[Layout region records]
* begin *

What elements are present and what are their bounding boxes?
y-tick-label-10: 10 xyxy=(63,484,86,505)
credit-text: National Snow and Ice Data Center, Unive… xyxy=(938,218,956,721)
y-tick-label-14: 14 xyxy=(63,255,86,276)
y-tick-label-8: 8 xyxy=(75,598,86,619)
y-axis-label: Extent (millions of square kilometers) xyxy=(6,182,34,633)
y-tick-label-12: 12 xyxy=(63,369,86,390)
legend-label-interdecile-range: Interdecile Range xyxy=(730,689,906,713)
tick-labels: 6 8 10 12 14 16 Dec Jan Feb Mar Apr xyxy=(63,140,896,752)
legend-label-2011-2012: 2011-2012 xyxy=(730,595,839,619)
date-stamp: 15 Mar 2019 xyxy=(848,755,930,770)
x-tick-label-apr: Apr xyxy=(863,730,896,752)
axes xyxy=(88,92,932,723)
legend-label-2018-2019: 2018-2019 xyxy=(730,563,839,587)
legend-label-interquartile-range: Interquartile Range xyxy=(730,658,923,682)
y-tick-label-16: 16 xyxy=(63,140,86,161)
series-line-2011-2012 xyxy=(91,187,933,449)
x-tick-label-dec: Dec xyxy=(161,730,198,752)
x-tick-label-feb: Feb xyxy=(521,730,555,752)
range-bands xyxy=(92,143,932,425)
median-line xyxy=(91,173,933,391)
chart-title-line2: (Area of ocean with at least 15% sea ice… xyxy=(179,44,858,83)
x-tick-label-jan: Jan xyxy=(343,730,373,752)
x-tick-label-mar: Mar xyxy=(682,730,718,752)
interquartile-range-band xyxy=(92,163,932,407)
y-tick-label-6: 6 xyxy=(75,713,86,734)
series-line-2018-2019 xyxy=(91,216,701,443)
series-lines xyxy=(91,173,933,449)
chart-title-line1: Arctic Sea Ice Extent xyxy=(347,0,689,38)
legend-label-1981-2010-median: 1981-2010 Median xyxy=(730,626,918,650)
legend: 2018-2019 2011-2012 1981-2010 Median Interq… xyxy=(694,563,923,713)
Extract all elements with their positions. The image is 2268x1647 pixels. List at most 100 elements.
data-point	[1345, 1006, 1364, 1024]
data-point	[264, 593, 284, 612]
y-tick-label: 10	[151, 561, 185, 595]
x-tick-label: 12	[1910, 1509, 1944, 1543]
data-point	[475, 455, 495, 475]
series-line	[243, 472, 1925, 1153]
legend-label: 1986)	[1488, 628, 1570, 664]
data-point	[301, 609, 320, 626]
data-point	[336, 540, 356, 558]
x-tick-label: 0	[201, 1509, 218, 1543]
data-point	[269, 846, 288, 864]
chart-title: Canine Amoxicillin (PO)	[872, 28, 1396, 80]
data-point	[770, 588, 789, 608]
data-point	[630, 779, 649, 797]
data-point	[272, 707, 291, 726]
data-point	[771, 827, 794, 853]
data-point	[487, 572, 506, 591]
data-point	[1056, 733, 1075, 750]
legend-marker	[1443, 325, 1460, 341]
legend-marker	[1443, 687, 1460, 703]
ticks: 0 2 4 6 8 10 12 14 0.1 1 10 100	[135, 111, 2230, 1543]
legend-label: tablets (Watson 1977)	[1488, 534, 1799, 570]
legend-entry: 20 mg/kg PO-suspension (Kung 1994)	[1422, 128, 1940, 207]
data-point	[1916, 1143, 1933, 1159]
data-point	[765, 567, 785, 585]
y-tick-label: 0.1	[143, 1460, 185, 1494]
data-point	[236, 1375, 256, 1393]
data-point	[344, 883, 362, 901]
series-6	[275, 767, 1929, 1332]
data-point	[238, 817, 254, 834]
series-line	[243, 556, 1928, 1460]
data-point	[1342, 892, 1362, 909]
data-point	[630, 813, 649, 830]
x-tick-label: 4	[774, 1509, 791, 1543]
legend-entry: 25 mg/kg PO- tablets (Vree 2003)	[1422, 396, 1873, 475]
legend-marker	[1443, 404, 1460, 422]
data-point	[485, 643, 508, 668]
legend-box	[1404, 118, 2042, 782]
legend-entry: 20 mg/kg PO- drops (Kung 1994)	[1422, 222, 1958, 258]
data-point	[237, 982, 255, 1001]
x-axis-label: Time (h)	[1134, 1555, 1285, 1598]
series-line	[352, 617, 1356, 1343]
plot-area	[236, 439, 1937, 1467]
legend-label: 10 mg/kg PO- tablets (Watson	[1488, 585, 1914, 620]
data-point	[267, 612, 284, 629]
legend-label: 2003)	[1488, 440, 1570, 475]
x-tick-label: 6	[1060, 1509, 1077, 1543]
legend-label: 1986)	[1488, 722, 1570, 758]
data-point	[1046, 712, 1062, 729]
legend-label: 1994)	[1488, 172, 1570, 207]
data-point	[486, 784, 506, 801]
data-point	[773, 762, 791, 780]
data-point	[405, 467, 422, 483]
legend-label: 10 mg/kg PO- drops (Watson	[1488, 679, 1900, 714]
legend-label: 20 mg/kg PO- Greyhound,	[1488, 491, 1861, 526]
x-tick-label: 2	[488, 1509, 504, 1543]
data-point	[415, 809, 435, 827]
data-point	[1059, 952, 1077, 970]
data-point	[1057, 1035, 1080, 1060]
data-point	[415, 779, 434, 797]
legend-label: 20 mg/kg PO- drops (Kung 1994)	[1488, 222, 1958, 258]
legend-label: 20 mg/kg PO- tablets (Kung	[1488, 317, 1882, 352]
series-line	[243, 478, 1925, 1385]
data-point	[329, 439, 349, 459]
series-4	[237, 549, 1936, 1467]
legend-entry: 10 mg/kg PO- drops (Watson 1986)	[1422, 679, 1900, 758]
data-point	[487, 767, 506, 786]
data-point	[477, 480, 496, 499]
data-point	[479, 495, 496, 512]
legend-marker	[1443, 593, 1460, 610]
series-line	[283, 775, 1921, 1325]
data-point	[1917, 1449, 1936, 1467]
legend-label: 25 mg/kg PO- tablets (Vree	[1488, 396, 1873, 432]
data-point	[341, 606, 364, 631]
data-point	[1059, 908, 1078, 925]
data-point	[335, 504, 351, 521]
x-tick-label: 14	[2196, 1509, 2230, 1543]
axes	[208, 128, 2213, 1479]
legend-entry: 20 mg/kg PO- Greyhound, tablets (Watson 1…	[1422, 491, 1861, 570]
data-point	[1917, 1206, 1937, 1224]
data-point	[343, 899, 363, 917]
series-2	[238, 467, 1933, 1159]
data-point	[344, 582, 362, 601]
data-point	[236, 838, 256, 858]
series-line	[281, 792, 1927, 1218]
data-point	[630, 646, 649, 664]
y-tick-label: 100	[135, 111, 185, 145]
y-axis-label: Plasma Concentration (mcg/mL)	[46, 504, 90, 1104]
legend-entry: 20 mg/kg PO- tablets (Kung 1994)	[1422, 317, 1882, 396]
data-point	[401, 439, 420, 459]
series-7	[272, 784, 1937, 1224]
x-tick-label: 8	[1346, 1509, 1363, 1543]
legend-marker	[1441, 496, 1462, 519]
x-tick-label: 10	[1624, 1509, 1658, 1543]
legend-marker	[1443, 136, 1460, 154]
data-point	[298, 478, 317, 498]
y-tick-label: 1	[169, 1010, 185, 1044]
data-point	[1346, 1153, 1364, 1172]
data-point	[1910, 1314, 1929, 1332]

* end *

__Problem to solve__: Copy out everything from the start of the records down through the line containing "y-tick-label-12: 12 xyxy=(63,369,86,390)", exactly as those lines appear.

__Worked solution__:
What elements are present and what are their bounding boxes?
y-tick-label-10: 10 xyxy=(63,484,86,505)
credit-text: National Snow and Ice Data Center, Unive… xyxy=(938,218,956,721)
y-tick-label-14: 14 xyxy=(63,255,86,276)
y-tick-label-8: 8 xyxy=(75,598,86,619)
y-axis-label: Extent (millions of square kilometers) xyxy=(6,182,34,633)
y-tick-label-12: 12 xyxy=(63,369,86,390)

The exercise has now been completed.